### Supplied material

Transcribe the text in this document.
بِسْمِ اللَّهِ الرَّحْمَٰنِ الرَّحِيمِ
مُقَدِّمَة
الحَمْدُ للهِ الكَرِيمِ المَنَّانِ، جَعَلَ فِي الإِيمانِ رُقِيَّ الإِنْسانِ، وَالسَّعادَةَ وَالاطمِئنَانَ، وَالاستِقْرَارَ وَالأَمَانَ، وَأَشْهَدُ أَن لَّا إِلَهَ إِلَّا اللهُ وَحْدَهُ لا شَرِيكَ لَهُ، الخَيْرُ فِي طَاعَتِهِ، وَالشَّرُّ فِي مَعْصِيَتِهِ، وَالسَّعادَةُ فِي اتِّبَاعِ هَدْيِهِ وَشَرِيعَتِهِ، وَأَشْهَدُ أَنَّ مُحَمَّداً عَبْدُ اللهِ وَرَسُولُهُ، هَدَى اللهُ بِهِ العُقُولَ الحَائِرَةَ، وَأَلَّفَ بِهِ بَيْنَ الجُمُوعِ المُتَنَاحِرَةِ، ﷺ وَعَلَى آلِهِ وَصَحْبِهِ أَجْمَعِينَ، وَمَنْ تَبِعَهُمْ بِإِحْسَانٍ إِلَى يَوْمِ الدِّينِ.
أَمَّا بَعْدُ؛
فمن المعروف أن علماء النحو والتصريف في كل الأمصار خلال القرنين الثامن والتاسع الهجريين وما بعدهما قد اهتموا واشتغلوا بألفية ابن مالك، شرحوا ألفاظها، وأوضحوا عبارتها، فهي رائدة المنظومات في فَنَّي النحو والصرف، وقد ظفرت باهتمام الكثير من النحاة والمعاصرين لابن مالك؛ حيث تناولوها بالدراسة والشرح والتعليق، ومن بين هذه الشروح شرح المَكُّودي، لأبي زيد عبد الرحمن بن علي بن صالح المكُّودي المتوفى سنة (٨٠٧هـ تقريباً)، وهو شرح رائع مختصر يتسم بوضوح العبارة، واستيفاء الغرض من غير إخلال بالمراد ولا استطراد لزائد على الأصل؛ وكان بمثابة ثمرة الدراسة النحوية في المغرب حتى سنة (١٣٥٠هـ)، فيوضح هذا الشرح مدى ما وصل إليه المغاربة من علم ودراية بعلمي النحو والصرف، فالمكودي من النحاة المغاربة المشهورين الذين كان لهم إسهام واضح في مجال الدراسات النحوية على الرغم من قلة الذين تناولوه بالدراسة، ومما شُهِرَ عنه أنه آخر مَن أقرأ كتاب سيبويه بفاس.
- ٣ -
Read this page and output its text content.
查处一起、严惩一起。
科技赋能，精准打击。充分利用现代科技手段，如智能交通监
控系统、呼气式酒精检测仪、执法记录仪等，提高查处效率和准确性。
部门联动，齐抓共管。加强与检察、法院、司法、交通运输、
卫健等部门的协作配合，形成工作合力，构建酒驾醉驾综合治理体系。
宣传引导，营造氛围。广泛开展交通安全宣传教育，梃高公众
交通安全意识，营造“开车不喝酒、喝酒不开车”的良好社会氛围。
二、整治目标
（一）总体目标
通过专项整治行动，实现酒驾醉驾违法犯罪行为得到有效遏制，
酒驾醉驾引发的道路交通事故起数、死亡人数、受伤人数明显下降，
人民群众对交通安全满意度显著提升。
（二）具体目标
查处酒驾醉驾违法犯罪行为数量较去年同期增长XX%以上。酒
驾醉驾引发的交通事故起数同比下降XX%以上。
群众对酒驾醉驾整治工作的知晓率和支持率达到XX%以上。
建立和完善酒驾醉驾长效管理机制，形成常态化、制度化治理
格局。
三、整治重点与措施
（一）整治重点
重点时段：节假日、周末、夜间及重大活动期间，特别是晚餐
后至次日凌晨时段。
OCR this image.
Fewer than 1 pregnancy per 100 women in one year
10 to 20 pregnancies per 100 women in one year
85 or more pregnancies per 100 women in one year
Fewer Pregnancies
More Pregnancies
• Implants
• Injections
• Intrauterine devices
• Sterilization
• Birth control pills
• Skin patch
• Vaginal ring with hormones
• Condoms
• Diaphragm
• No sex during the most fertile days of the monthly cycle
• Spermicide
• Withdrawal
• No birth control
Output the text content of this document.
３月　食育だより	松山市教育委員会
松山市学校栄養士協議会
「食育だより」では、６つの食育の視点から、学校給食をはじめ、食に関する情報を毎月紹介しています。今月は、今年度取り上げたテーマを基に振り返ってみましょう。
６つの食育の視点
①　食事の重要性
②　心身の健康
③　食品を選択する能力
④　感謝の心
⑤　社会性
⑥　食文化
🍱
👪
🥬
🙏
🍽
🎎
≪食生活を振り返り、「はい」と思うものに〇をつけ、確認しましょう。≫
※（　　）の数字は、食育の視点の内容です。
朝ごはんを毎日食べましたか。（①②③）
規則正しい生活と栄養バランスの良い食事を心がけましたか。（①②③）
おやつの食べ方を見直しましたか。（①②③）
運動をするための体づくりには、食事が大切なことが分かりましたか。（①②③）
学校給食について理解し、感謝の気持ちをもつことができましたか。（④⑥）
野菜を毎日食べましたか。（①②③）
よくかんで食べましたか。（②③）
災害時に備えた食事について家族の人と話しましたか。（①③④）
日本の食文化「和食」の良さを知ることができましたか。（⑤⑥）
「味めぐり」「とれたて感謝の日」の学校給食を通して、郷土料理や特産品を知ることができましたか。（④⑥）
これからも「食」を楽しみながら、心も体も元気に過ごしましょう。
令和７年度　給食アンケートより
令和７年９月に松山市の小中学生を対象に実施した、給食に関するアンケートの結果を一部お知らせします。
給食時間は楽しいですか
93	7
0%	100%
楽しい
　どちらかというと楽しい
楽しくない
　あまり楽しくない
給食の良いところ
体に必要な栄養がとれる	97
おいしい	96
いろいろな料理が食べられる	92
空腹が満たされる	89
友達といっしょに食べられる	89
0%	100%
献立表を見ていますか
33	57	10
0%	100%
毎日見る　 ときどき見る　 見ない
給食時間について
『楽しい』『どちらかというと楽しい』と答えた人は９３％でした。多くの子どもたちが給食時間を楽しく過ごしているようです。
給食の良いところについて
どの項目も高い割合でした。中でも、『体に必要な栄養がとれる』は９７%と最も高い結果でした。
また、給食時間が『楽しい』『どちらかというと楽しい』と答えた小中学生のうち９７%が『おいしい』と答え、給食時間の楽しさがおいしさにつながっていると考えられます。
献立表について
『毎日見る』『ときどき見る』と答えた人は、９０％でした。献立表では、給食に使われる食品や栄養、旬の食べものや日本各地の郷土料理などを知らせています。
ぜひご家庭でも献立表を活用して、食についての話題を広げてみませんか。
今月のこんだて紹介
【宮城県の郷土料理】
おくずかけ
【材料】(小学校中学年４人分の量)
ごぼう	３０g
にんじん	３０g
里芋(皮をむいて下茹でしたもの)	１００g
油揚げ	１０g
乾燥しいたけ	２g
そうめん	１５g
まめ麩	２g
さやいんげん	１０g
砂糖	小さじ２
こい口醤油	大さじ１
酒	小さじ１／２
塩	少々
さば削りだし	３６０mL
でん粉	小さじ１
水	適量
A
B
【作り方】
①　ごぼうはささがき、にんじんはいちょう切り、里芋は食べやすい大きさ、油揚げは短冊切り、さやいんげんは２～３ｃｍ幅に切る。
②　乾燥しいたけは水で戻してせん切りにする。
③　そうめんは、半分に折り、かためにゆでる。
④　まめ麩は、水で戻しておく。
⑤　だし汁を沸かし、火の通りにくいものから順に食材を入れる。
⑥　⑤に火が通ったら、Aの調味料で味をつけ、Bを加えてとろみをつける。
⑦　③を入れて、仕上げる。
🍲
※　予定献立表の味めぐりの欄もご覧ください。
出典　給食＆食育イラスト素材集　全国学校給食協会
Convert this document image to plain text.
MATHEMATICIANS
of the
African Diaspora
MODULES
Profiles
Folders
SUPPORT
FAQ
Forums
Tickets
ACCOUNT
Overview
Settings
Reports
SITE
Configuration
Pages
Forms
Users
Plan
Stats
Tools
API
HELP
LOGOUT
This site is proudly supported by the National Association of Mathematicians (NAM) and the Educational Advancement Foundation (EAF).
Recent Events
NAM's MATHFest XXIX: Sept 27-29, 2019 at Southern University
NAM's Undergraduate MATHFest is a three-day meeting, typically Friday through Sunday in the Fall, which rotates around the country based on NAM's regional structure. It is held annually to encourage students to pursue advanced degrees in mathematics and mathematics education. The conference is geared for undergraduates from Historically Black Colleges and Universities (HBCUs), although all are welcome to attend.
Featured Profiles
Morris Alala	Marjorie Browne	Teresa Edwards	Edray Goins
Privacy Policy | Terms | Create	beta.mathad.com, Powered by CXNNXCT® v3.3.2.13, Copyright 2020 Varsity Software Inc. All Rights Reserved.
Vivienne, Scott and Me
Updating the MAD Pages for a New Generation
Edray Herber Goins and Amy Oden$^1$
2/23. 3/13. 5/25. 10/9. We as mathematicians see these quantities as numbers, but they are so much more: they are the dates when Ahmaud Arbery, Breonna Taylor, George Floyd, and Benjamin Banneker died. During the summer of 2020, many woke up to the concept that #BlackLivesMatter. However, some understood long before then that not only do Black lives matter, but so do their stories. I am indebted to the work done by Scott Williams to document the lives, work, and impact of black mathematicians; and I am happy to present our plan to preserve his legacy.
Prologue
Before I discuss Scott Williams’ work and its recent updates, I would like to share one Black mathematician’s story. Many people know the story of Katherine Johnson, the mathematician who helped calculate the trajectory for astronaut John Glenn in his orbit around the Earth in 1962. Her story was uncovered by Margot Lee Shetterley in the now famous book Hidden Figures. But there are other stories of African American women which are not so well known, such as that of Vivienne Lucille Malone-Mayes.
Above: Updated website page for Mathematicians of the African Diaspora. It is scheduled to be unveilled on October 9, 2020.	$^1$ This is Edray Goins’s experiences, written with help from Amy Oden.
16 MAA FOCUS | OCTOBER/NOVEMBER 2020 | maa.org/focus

### Stated problem
Only lines that contain the word "どちらかというと楽しい" are wanted; copy each of them.

### Correct answer
　どちらかというと楽しい
『楽しい』『どちらかというと楽しい』と答えた人は９３％でした。多くの子どもたちが給食時間を楽しく過ごしているようです。
また、給食時間が『楽しい』『どちらかというと楽しい』と答えた小中学生のうち９７%が『おいしい』と答え、給食時間の楽しさがおいしさにつながっていると考えられます。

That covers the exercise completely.